====== Extract to read ======
Relationship Between Functional Capacity, Motor Impairment, and Cognition
Table 3 shows the correlations between functional capacity, motor impairment, and performance on cognitive tests. There were highly significant correlations between functional capacity and motor impairment measured by the UHDRS motor scale. Functional capacity and motor impairment were both significantly correlated with performance on cognitive tests.
Relationship between Behavioral Subscales and Functional Capacity, Motor Impairment, and Cognition
Table 4 shows correlations between behavioral subscales and functional capacity, motor impairment, and cognition. The Depression and Irritability subscales of the PBA-HD correlated poorly with functional capacity, motor impairment, and performance on cognitive tests. By contrast, scores on the Apathy subscale were significantly correlated with functional capacity, motor impairment, and performance on cognitive tests. Figure 1 shows scatterplots of the relationship between motor impairment and scores on the Apathy (1A), Irritability (1B), and Depression (1C) subscales. Visual inspection of these plots demonstrates the linear relationship between the Apathy subscale and motor impairment, and shows that scores on the Irritability and Depression subscales are negatively skewed.
Further analysis of the individual items of the Apathy subscale revealed that there were significant correlations between each of the constituent items and functional capacity, motor impairment, and performance on cognitive tasks.
Relationship of the PBA-HD Subscales to the UHDRS Behavioral Assessment
The behavioral assessment of the UHDRS includes 10 items, which can be split into 4 subscales: mood, obsessiveness, irritability, and psychosis. The total UHDRS behavioral score correlated significantly with the PBA-HD Irritability and Depression subscales (P<0.0005); the UHDRS mood score correlated significantly with the PBA-HD Depression subscale (P<0.0005); and the UHDRS irritability scale correlated significantly with the PBA-HD irritability subscale (P<0.0005). Neither the UHDRS obsessiveness nor psychosis scores were significantly correlated with the PBA-HD subscales. The PBA-HD Apathy subscale did not correlate with any of the UHDRS subscales.
======
▸ **Problems to solve**
1. Copy out the part of the passage on behavioral subscales that opens with the words containing "Relationship between Behavioral" and closes with "are negatively skewed.", renaming "scatterplots" as "scatter diagrams".
2. Answer these questions from the passage on behavioral subscales.
(a) Which PBA-HD subscale was significantly correlated with functional capacity, motor impairment, and performance on cognitive tests?
(b) What do the plots show about scores on the Irritability and Depression subscales?
(c) How many items does the behavioral assessment of the UHDRS include?
3. Pick up the passage on behavioral subscales after its final sentence and continue it.
The listing that comes after this passage has no connection to the passage on behavioral subscales.
====== Listed entries ======
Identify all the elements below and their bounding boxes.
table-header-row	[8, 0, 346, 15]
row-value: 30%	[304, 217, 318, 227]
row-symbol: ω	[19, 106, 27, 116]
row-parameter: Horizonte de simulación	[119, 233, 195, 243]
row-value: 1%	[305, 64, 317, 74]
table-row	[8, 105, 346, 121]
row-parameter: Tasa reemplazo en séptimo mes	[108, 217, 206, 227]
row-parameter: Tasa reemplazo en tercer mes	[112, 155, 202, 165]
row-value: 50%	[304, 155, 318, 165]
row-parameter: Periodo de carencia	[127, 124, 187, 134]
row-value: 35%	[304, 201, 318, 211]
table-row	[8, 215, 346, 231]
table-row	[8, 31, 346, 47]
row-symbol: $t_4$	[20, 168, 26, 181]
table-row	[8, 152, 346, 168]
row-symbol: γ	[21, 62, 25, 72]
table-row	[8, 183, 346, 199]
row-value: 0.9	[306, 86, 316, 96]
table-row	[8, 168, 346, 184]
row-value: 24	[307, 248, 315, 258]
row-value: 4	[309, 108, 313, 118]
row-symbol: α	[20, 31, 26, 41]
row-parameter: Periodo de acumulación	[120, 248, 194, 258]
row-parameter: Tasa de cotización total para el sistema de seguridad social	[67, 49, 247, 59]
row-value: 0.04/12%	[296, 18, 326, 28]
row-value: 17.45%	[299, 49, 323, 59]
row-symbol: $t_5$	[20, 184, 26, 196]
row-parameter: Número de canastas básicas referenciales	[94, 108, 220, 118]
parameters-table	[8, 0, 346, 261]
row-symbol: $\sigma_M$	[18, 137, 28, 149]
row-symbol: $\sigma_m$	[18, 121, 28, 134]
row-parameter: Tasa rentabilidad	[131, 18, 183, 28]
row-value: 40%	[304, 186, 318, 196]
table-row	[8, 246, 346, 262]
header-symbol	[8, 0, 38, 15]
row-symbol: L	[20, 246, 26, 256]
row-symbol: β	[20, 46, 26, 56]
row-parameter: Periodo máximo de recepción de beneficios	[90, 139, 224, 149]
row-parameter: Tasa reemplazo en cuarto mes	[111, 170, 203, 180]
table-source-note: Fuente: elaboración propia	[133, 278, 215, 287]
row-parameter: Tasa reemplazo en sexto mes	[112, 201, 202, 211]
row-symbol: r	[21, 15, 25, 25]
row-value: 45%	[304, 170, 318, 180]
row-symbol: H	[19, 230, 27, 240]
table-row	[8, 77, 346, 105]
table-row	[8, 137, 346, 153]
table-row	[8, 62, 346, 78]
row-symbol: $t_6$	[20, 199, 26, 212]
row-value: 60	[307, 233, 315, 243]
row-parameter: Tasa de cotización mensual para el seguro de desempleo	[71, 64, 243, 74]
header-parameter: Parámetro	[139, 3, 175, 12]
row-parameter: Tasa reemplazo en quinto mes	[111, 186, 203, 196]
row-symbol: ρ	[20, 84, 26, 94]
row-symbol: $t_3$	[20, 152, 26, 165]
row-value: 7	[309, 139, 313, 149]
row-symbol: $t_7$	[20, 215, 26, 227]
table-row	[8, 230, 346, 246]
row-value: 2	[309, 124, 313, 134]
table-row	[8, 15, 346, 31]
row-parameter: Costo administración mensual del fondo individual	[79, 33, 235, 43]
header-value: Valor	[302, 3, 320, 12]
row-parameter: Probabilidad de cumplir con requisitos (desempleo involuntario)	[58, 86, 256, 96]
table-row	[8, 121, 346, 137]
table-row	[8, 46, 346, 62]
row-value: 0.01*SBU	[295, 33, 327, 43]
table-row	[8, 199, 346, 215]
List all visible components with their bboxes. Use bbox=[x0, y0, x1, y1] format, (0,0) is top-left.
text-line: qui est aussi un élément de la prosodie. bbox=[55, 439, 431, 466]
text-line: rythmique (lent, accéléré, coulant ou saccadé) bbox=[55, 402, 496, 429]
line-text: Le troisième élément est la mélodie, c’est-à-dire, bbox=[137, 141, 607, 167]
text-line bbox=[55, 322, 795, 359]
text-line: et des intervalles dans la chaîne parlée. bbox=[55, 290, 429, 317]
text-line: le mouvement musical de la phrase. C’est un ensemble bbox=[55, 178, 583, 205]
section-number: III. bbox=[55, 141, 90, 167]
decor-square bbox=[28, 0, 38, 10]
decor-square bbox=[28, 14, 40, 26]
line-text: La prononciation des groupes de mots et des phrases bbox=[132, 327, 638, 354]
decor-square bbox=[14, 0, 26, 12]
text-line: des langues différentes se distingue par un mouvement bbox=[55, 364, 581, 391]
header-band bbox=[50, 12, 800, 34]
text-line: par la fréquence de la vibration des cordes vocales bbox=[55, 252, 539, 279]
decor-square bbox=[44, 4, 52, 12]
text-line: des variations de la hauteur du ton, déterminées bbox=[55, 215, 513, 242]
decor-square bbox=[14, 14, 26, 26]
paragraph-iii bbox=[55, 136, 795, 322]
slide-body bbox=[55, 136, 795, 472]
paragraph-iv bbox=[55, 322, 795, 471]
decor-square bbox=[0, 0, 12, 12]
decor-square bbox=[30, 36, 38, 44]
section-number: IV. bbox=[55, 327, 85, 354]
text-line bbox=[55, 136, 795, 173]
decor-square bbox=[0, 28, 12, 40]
======
▸ **Answers to the exercise**
1.
Relationship between Behavioral Subscales and Functional Capacity, Motor Impairment, and Cognition
Table 4 shows correlations between behavioral subscales and functional capacity, motor impairment, and cognition. The Depression and Irritability subscales of the PBA-HD correlated poorly with functional capacity, motor impairment, and performance on cognitive tests. By contrast, scores on the Apathy subscale were significantly correlated with functional capacity, motor impairment, and performance on cognitive tests. Figure 1 shows scatter diagrams of the relationship between motor impairment and scores on the Apathy (1A), Irritability (1B), and Depression (1C) subscales. Visual inspection of these plots demonstrates the linear relationship between the Apathy subscale and motor impairment, and shows that scores on the Irritability and Depression subscales are negatively skewed.

2.
(a) The Apathy subscale.
(b) They are negatively skewed.
(c) 10 items.

3.
DISCUSSION
We hypothesized that behavioral alterations in HD could be subdivided into those that are related to cognitive change and those that are independent of altered cognition. Consistent with our prediction, we observed strong relationships between measures of cognition and motor function and scores on the Apathy subscale of the PBA-HD. In contrast, the Irritability and Depression subscales, which reflect mood-based changes, were uncorrelated with either cognitive or motor impairment.
These findings help to resolve apparent disparities in the literature. Previous studies that found no relationship between behavioral change and other markers of disease progression4–8 focused on affective changes such as depression, anxiety, and irritability. This is consistent with our finding that the Depression and Irritability subscales did not correlate with motor and cognitive measures of disease progression. A small number of studies have shown a relationship between behavioral symptoms and other indices of disease progression. A study by Levy et al.3 is of particular relevance to our findings. Although principally concerned with the association between apathy and depression, the authors observed that while depression did not correlate with cognitive impairment (as measured by the Mini-Mental State Examination), apathy did. This is in keeping with our finding that the Apathy subscale of the PBA-HD correlated with cognitive and motor impairment.
We observed highly significant correlations between motor and cognitive impairment, both of which have been shown to correlate with PET measures of striatal dopamine binding,13,14 adding support to the notion of a common anatomical substrate. Furthermore, the Apathy subscale of the PBA-HD and its constituent items were highly correlated with motor and cognitive function as well as functional capacity. This finding supports the view that components of behavior subsumed within the Apathy scale, which includes both quantitative reductions in activity and loss of emotional response, are fundamental to the evolution and progression of HD. Functional capacity is a global measure of independence in the activities of daily living, and as such it is likely to be related to some of the items on the Apathy scale as well as to overall motor disability and cognitive impairment. However, functional capacity is a well-recognized measure of disease progression, and the finding that the Apathy subscale was so highly correlated with this and other indices of disease severity suggests that the Apathy subscale is indeed a valid measure of severity in HD.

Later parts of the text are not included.